_Exercise goal_
Can you write out every line of the material below word for word, with nothing changed, added, or left out?

_Records provided_

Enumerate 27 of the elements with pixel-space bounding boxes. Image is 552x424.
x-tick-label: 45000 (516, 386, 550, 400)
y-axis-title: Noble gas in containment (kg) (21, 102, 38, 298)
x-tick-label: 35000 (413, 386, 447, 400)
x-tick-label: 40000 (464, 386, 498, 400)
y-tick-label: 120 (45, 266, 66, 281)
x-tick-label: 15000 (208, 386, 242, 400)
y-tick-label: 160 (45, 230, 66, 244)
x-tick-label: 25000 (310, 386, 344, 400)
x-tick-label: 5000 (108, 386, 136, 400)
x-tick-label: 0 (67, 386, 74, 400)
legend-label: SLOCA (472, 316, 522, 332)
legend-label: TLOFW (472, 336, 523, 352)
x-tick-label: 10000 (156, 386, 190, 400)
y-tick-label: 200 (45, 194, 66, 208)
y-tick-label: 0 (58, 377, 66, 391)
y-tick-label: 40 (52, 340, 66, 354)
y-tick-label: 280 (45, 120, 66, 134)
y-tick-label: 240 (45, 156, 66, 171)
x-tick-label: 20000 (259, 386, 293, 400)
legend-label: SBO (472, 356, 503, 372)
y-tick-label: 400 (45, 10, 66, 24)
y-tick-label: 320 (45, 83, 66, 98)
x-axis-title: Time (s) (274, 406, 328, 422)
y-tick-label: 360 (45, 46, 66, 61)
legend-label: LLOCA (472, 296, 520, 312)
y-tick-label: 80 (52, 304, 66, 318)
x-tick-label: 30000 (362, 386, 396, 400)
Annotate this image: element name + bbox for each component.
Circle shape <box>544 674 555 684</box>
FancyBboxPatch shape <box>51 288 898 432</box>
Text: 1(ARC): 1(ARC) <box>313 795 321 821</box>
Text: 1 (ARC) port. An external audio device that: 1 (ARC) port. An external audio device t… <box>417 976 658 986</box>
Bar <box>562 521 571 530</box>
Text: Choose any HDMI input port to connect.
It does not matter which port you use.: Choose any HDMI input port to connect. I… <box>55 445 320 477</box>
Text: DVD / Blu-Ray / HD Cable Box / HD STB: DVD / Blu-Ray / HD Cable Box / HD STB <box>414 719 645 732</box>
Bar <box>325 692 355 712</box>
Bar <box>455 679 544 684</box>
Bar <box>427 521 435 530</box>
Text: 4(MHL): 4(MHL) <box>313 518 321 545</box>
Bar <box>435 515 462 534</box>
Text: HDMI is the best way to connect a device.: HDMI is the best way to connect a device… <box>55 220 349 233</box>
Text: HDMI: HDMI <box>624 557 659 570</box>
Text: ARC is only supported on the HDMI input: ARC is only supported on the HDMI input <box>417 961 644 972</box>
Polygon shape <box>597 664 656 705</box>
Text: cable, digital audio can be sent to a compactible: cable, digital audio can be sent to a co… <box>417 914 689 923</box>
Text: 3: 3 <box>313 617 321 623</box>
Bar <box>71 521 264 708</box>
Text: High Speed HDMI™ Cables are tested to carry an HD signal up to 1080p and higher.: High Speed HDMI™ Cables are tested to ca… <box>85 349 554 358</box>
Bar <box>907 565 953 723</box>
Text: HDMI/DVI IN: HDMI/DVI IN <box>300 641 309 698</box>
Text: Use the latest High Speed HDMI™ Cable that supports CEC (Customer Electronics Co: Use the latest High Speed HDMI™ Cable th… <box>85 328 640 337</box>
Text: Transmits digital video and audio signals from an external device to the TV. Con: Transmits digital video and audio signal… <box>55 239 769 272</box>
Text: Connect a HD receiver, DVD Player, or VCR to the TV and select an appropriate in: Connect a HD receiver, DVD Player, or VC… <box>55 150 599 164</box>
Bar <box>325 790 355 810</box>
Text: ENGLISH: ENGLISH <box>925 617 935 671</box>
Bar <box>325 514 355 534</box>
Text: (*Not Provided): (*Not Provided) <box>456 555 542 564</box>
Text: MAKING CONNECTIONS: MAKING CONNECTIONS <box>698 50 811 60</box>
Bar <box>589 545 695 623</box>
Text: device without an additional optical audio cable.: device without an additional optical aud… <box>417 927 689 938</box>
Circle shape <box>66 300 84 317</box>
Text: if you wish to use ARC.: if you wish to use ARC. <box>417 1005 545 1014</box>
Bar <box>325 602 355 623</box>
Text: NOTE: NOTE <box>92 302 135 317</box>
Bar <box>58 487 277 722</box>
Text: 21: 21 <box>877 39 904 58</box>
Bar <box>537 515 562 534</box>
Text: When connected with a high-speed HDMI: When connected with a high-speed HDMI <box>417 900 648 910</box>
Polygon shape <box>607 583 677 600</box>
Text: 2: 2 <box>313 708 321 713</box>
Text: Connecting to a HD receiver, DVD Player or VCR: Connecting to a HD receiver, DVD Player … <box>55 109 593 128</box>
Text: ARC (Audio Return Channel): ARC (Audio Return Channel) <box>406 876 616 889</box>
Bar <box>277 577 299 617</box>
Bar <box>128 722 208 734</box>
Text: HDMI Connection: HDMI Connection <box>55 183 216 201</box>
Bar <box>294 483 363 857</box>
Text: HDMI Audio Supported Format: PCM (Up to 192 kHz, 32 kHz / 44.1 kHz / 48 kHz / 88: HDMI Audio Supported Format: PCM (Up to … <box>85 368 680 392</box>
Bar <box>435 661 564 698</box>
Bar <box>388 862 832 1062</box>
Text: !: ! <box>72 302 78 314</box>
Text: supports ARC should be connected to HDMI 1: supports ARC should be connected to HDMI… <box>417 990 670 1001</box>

_Written answer_
Enumerate 27 of the elements with pixel-space bounding boxes. Image is 552x424.
x-tick-label: 45000 (516, 386, 550, 400)
y-axis-title: Noble gas in containment (kg) (21, 102, 38, 298)
x-tick-label: 35000 (413, 386, 447, 400)
x-tick-label: 40000 (464, 386, 498, 400)
y-tick-label: 120 (45, 266, 66, 281)
x-tick-label: 15000 (208, 386, 242, 400)
y-tick-label: 160 (45, 230, 66, 244)
x-tick-label: 25000 (310, 386, 344, 400)
x-tick-label: 5000 (108, 386, 136, 400)
x-tick-label: 0 (67, 386, 74, 400)
legend-label: SLOCA (472, 316, 522, 332)
legend-label: TLOFW (472, 336, 523, 352)
x-tick-label: 10000 (156, 386, 190, 400)
y-tick-label: 200 (45, 194, 66, 208)
y-tick-label: 0 (58, 377, 66, 391)
y-tick-label: 40 (52, 340, 66, 354)
y-tick-label: 280 (45, 120, 66, 134)
y-tick-label: 240 (45, 156, 66, 171)
x-tick-label: 20000 (259, 386, 293, 400)
legend-label: SBO (472, 356, 503, 372)
y-tick-label: 400 (45, 10, 66, 24)
y-tick-label: 320 (45, 83, 66, 98)
x-axis-title: Time (s) (274, 406, 328, 422)
y-tick-label: 360 (45, 46, 66, 61)
legend-label: LLOCA (472, 296, 520, 312)
y-tick-label: 80 (52, 304, 66, 318)
x-tick-label: 30000 (362, 386, 396, 400)
Annotate this image: element name + bbox for each component.
Circle shape <box>544 674 555 684</box>
FancyBboxPatch shape <box>51 288 898 432</box>
Text: 1(ARC): 1(ARC) <box>313 795 321 821</box>
Text: 1 (ARC) port. An external audio device that: 1 (ARC) port. An external audio device t… <box>417 976 658 986</box>
Bar <box>562 521 571 530</box>
Text: Choose any HDMI input port to connect.
It does not matter which port you use.: Choose any HDMI input port to connect. I… <box>55 445 320 477</box>
Text: DVD / Blu-Ray / HD Cable Box / HD STB: DVD / Blu-Ray / HD Cable Box / HD STB <box>414 719 645 732</box>
Bar <box>325 692 355 712</box>
Bar <box>455 679 544 684</box>
Bar <box>427 521 435 530</box>
Text: 4(MHL): 4(MHL) <box>313 518 321 545</box>
Bar <box>435 515 462 534</box>
Text: HDMI is the best way to connect a device.: HDMI is the best way to connect a device… <box>55 220 349 233</box>
Text: HDMI: HDMI <box>624 557 659 570</box>
Text: ARC is only supported on the HDMI input: ARC is only supported on the HDMI input <box>417 961 644 972</box>
Polygon shape <box>597 664 656 705</box>
Text: cable, digital audio can be sent to a compactible: cable, digital audio can be sent to a co… <box>417 914 689 923</box>
Text: 3: 3 <box>313 617 321 623</box>
Bar <box>71 521 264 708</box>
Text: High Speed HDMI™ Cables are tested to carry an HD signal up to 1080p and higher.: High Speed HDMI™ Cables are tested to ca… <box>85 349 554 358</box>
Bar <box>907 565 953 723</box>
Text: HDMI/DVI IN: HDMI/DVI IN <box>300 641 309 698</box>
Text: Use the latest High Speed HDMI™ Cable that supports CEC (Customer Electronics Co: Use the latest High Speed HDMI™ Cable th… <box>85 328 640 337</box>
Text: Transmits digital video and audio signals from an external device to the TV. Con: Transmits digital video and audio signal… <box>55 239 769 272</box>
Text: Connect a HD receiver, DVD Player, or VCR to the TV and select an appropriate in: Connect a HD receiver, DVD Player, or VC… <box>55 150 599 164</box>
Bar <box>325 790 355 810</box>
Text: ENGLISH: ENGLISH <box>925 617 935 671</box>
Bar <box>325 514 355 534</box>
Text: (*Not Provided): (*Not Provided) <box>456 555 542 564</box>
Text: MAKING CONNECTIONS: MAKING CONNECTIONS <box>698 50 811 60</box>
Bar <box>589 545 695 623</box>
Text: device without an additional optical audio cable.: device without an additional optical aud… <box>417 927 689 938</box>
Circle shape <box>66 300 84 317</box>
Text: if you wish to use ARC.: if you wish to use ARC. <box>417 1005 545 1014</box>
Bar <box>325 602 355 623</box>
Text: NOTE: NOTE <box>92 302 135 317</box>
Bar <box>58 487 277 722</box>
Text: 21: 21 <box>877 39 904 58</box>
Bar <box>537 515 562 534</box>
Text: When connected with a high-speed HDMI: When connected with a high-speed HDMI <box>417 900 648 910</box>
Polygon shape <box>607 583 677 600</box>
Text: 2: 2 <box>313 708 321 713</box>
Text: Connecting to a HD receiver, DVD Player or VCR: Connecting to a HD receiver, DVD Player … <box>55 109 593 128</box>
Text: ARC (Audio Return Channel): ARC (Audio Return Channel) <box>406 876 616 889</box>
Bar <box>277 577 299 617</box>
Bar <box>128 722 208 734</box>
Text: HDMI Connection: HDMI Connection <box>55 183 216 201</box>
Bar <box>294 483 363 857</box>
Text: HDMI Audio Supported Format: PCM (Up to 192 kHz, 32 kHz / 44.1 kHz / 48 kHz / 88: HDMI Audio Supported Format: PCM (Up to … <box>85 368 680 392</box>
Bar <box>435 661 564 698</box>
Bar <box>388 862 832 1062</box>
Text: !: ! <box>72 302 78 314</box>
Text: supports ARC should be connected to HDMI 1: supports ARC should be connected to HDMI… <box>417 990 670 1001</box>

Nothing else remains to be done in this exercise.